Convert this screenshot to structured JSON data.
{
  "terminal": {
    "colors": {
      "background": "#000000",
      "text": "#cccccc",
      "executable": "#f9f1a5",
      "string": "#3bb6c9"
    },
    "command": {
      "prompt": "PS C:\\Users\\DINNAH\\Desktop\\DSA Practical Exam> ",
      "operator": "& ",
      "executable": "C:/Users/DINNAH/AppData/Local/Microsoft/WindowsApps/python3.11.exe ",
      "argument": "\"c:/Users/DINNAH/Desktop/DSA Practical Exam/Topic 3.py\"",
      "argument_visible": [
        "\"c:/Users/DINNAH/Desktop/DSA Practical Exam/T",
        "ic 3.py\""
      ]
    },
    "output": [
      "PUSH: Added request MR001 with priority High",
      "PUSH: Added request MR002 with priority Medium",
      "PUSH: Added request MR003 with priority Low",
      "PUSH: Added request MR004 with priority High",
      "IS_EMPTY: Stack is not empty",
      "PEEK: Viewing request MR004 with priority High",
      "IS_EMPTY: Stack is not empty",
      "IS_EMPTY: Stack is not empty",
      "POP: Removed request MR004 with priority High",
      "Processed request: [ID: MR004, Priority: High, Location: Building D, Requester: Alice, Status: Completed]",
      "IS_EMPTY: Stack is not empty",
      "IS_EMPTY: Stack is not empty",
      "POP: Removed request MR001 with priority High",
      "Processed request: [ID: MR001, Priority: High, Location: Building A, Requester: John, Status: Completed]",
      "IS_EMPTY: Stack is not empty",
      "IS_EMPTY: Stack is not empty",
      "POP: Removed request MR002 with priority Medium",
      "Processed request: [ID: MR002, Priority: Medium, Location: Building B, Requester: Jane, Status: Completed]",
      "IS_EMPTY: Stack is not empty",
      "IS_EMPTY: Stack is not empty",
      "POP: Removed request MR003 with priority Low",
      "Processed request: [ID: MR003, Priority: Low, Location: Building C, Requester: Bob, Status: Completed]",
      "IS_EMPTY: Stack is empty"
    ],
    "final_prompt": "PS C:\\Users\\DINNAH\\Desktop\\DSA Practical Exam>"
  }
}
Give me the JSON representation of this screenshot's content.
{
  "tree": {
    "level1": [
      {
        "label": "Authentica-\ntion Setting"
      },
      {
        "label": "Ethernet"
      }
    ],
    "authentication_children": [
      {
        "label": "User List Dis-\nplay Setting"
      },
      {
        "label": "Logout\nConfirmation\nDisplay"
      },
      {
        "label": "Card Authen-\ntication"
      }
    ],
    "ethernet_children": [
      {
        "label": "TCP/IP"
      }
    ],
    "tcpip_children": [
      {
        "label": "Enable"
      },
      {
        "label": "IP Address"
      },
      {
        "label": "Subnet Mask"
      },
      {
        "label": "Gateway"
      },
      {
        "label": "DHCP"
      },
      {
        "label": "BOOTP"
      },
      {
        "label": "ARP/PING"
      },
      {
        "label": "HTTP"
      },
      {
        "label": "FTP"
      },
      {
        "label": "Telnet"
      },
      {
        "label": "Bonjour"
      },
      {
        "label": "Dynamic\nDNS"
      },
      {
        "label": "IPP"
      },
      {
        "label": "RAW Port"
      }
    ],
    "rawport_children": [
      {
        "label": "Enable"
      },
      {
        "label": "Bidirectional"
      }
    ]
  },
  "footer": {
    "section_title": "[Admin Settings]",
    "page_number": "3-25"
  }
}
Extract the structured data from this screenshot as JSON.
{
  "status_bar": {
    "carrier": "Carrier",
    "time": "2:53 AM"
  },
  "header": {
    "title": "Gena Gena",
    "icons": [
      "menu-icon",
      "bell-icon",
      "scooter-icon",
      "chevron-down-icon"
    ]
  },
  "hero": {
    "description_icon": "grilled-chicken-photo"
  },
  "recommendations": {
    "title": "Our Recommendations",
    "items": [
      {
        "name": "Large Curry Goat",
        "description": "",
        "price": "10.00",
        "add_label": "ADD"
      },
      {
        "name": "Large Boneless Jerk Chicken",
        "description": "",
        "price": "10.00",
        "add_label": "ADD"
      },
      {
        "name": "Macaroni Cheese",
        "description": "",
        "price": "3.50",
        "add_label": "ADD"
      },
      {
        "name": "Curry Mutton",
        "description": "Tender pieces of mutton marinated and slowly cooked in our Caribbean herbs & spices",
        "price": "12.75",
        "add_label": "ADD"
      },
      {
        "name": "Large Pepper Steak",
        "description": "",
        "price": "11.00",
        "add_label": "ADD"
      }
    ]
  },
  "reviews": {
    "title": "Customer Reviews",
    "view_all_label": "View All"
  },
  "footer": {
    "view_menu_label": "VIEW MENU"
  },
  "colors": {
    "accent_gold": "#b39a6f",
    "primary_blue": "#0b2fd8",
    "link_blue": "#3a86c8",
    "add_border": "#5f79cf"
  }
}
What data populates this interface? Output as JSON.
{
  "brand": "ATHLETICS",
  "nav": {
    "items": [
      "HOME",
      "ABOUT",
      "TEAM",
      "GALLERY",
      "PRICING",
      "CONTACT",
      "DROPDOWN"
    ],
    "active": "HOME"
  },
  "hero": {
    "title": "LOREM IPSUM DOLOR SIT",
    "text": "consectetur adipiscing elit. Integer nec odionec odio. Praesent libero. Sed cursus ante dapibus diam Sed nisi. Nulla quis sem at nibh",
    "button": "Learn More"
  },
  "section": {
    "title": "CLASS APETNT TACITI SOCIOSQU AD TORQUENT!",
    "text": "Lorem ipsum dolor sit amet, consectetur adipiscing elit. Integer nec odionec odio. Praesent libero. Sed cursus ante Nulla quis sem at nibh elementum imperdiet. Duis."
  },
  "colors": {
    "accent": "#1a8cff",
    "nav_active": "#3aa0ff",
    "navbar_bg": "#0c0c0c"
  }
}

### To do
On how many lines does the word "odio" appear? Answer with only the number.

### Full output
2